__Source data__
+===+
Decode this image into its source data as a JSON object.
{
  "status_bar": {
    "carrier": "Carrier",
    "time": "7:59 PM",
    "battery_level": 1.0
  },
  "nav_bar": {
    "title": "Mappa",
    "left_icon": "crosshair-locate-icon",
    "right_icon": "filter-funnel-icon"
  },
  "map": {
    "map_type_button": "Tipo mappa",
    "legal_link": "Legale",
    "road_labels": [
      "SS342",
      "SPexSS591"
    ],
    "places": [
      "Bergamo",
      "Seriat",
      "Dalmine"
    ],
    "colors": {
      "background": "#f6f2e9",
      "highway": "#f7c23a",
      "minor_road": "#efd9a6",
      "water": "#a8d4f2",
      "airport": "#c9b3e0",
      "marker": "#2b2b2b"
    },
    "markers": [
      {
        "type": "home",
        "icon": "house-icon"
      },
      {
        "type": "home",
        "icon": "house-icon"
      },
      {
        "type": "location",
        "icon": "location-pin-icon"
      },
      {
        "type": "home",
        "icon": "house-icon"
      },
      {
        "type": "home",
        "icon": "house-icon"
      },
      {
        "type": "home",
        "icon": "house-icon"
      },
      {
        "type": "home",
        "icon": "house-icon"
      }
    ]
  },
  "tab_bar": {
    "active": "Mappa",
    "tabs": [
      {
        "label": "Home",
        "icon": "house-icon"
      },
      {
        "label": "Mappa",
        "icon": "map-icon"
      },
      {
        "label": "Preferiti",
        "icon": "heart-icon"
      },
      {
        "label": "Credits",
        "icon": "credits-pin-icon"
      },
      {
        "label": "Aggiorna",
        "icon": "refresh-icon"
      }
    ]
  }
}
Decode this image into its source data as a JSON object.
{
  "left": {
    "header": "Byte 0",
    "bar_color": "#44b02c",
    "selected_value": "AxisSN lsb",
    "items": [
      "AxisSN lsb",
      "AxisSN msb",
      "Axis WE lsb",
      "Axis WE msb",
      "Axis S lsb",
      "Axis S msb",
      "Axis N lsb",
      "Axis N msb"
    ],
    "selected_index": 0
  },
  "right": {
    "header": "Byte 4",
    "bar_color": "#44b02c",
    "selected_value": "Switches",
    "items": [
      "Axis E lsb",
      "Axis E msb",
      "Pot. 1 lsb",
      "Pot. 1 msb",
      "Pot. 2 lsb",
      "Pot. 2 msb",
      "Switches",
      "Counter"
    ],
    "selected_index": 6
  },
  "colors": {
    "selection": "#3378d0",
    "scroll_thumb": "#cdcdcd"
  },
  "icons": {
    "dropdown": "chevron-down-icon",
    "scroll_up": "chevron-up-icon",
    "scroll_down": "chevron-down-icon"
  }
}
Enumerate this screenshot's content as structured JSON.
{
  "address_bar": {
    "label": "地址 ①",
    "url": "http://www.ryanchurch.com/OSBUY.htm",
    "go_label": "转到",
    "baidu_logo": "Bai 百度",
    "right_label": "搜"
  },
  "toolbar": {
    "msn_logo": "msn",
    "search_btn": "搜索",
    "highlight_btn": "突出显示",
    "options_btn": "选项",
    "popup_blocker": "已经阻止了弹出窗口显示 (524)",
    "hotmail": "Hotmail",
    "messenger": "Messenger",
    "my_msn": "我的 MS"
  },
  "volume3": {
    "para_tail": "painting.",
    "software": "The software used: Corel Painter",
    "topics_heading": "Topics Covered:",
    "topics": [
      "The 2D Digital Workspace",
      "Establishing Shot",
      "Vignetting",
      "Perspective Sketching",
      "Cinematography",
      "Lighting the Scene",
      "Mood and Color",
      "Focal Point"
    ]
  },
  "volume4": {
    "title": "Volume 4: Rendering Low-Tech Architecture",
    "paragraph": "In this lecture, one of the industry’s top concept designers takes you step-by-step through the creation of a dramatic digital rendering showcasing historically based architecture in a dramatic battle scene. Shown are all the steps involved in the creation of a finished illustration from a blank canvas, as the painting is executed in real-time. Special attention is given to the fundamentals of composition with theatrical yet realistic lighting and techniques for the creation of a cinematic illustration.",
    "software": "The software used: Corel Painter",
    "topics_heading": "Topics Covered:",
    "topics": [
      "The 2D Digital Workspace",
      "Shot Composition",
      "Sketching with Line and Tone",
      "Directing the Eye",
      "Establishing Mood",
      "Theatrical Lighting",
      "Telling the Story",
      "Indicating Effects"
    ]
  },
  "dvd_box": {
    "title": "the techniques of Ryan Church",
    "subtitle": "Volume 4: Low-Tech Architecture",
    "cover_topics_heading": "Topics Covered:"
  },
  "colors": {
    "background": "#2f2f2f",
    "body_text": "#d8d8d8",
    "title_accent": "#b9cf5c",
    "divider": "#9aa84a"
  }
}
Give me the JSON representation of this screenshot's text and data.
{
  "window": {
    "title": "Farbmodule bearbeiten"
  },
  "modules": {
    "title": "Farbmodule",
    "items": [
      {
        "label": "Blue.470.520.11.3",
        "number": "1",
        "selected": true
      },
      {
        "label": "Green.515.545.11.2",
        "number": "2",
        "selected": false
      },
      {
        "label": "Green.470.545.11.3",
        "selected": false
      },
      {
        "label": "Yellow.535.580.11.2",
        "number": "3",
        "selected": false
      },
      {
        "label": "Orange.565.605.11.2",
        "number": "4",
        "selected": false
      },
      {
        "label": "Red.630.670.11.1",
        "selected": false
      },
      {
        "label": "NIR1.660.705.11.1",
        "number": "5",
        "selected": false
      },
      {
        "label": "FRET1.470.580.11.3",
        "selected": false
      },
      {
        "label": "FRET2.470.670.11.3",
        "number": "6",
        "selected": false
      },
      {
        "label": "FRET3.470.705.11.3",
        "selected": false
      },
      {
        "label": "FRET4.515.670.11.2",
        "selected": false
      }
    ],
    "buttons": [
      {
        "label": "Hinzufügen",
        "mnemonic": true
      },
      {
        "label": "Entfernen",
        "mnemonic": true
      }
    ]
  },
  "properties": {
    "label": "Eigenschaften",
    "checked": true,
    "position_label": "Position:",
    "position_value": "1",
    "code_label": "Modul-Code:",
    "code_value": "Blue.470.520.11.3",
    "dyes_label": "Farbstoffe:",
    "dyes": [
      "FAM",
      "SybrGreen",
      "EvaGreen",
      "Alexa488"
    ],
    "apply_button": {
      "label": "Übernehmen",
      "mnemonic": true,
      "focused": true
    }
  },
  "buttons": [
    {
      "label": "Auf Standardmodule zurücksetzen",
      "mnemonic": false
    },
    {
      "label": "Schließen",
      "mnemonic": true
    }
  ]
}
+===+
__To be done__
Look through the entries above and list every line containing "AxisSN".

__Answer in full__
    "selected_value": "AxisSN lsb",
      "AxisSN lsb",
      "AxisSN msb",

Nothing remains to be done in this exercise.